> **DIRECTIONS**: Give only the number of lines in the data that contain the word "between".

--- --- ---

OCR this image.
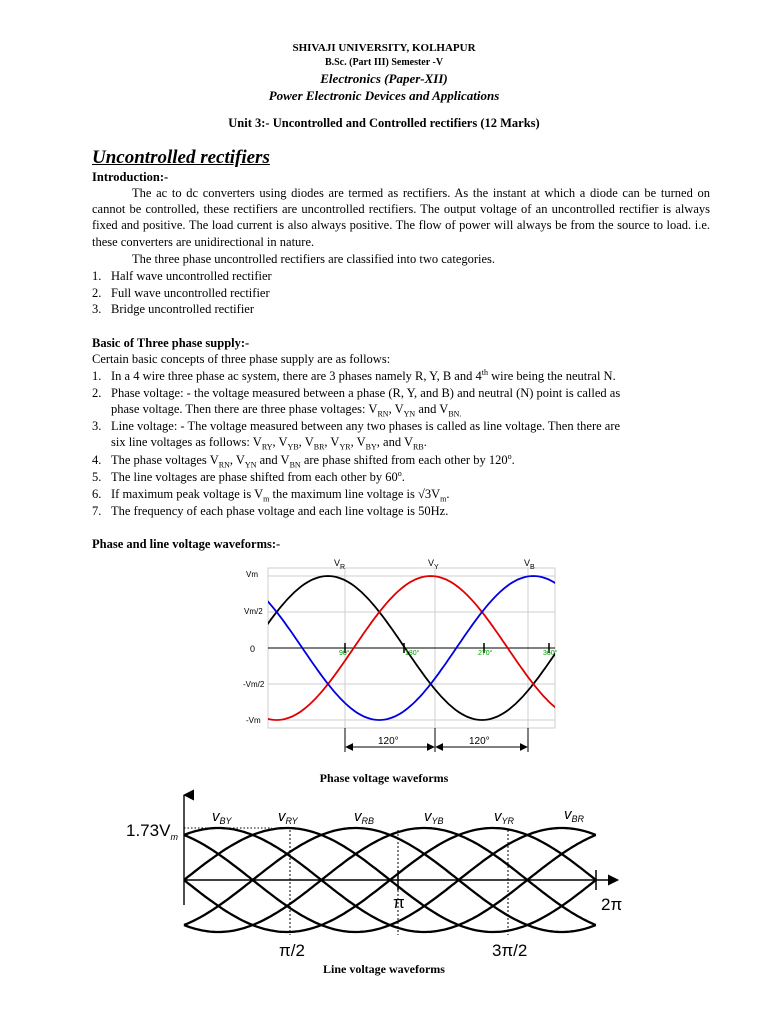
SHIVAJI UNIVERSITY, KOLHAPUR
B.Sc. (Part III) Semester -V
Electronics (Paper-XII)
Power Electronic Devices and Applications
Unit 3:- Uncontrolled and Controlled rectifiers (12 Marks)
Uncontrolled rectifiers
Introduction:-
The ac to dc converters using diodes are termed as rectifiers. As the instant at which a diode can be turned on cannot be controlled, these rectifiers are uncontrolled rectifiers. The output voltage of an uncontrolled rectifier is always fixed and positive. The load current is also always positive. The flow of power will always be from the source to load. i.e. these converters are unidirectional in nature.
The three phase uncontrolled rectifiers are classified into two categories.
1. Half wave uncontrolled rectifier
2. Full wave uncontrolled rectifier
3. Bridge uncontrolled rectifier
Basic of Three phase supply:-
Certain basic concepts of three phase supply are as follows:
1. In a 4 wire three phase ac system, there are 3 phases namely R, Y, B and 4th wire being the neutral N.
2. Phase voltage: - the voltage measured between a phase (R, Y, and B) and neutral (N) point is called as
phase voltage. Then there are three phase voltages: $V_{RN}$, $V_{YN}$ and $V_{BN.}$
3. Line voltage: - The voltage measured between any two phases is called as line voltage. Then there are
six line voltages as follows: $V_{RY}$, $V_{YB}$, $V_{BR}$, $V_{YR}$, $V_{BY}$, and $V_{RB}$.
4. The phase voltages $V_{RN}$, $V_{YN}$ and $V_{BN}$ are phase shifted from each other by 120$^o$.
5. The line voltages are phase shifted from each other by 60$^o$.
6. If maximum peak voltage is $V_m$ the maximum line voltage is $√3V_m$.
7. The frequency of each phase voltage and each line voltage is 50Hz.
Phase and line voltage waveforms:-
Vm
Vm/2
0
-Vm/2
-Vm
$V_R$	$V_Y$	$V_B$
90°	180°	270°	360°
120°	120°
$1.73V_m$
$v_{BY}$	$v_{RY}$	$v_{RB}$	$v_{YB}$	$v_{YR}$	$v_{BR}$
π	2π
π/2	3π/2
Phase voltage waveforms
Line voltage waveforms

--- --- ---

> **SOLVED EXERCISE**: 2